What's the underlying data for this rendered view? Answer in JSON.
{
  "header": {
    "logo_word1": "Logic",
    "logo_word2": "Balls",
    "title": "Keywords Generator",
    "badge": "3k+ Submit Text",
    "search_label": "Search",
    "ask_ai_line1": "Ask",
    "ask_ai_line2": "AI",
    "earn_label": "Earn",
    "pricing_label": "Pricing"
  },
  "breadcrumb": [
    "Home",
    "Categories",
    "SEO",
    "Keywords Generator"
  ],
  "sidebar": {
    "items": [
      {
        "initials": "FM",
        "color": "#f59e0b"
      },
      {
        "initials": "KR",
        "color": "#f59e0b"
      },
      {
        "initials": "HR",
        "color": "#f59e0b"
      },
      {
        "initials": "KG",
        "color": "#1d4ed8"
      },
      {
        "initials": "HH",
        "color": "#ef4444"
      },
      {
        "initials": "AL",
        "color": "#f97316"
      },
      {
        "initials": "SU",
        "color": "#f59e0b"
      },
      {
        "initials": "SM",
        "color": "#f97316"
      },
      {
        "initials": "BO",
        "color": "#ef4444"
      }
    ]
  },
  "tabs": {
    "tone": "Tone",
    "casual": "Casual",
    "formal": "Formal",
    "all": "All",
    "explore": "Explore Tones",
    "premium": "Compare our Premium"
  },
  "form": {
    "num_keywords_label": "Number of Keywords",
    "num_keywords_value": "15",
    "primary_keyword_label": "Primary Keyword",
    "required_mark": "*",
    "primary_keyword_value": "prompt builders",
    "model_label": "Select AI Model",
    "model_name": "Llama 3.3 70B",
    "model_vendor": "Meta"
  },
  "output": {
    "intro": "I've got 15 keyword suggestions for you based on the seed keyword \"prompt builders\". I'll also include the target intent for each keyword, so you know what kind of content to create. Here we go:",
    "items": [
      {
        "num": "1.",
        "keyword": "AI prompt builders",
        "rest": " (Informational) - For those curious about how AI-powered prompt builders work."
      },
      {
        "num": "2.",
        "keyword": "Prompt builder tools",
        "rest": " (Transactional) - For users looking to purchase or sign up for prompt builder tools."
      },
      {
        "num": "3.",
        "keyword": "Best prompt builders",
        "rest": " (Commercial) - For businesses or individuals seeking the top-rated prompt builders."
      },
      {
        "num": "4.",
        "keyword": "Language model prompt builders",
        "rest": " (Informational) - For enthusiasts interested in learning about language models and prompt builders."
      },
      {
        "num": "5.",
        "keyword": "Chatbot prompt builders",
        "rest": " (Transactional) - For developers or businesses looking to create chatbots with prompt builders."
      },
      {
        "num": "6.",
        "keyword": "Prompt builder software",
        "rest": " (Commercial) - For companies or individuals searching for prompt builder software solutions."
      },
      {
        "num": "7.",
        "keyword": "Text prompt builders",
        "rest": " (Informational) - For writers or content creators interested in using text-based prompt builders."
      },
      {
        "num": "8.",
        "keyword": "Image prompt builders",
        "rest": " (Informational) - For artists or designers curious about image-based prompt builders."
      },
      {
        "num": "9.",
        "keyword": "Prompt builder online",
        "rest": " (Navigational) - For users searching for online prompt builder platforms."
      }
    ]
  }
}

----

◆ What is expected
Write the material out exactly, with nothing left out.

◆ Expected answer
What's the underlying data for this rendered view? Answer in JSON.
{
  "header": {
    "logo_word1": "Logic",
    "logo_word2": "Balls",
    "title": "Keywords Generator",
    "badge": "3k+ Submit Text",
    "search_label": "Search",
    "ask_ai_line1": "Ask",
    "ask_ai_line2": "AI",
    "earn_label": "Earn",
    "pricing_label": "Pricing"
  },
  "breadcrumb": [
    "Home",
    "Categories",
    "SEO",
    "Keywords Generator"
  ],
  "sidebar": {
    "items": [
      {
        "initials": "FM",
        "color": "#f59e0b"
      },
      {
        "initials": "KR",
        "color": "#f59e0b"
      },
      {
        "initials": "HR",
        "color": "#f59e0b"
      },
      {
        "initials": "KG",
        "color": "#1d4ed8"
      },
      {
        "initials": "HH",
        "color": "#ef4444"
      },
      {
        "initials": "AL",
        "color": "#f97316"
      },
      {
        "initials": "SU",
        "color": "#f59e0b"
      },
      {
        "initials": "SM",
        "color": "#f97316"
      },
      {
        "initials": "BO",
        "color": "#ef4444"
      }
    ]
  },
  "tabs": {
    "tone": "Tone",
    "casual": "Casual",
    "formal": "Formal",
    "all": "All",
    "explore": "Explore Tones",
    "premium": "Compare our Premium"
  },
  "form": {
    "num_keywords_label": "Number of Keywords",
    "num_keywords_value": "15",
    "primary_keyword_label": "Primary Keyword",
    "required_mark": "*",
    "primary_keyword_value": "prompt builders",
    "model_label": "Select AI Model",
    "model_name": "Llama 3.3 70B",
    "model_vendor": "Meta"
  },
  "output": {
    "intro": "I've got 15 keyword suggestions for you based on the seed keyword \"prompt builders\". I'll also include the target intent for each keyword, so you know what kind of content to create. Here we go:",
    "items": [
      {
        "num": "1.",
        "keyword": "AI prompt builders",
        "rest": " (Informational) - For those curious about how AI-powered prompt builders work."
      },
      {
        "num": "2.",
        "keyword": "Prompt builder tools",
        "rest": " (Transactional) - For users looking to purchase or sign up for prompt builder tools."
      },
      {
        "num": "3.",
        "keyword": "Best prompt builders",
        "rest": " (Commercial) - For businesses or individuals seeking the top-rated prompt builders."
      },
      {
        "num": "4.",
        "keyword": "Language model prompt builders",
        "rest": " (Informational) - For enthusiasts interested in learning about language models and prompt builders."
      },
      {
        "num": "5.",
        "keyword": "Chatbot prompt builders",
        "rest": " (Transactional) - For developers or businesses looking to create chatbots with prompt builders."
      },
      {
        "num": "6.",
        "keyword": "Prompt builder software",
        "rest": " (Commercial) - For companies or individuals searching for prompt builder software solutions."
      },
      {
        "num": "7.",
        "keyword": "Text prompt builders",
        "rest": " (Informational) - For writers or content creators interested in using text-based prompt builders."
      },
      {
        "num": "8.",
        "keyword": "Image prompt builders",
        "rest": " (Informational) - For artists or designers curious about image-based prompt builders."
      },
      {
        "num": "9.",
        "keyword": "Prompt builder online",
        "rest": " (Navigational) - For users searching for online prompt builder platforms."
      }
    ]
  }
}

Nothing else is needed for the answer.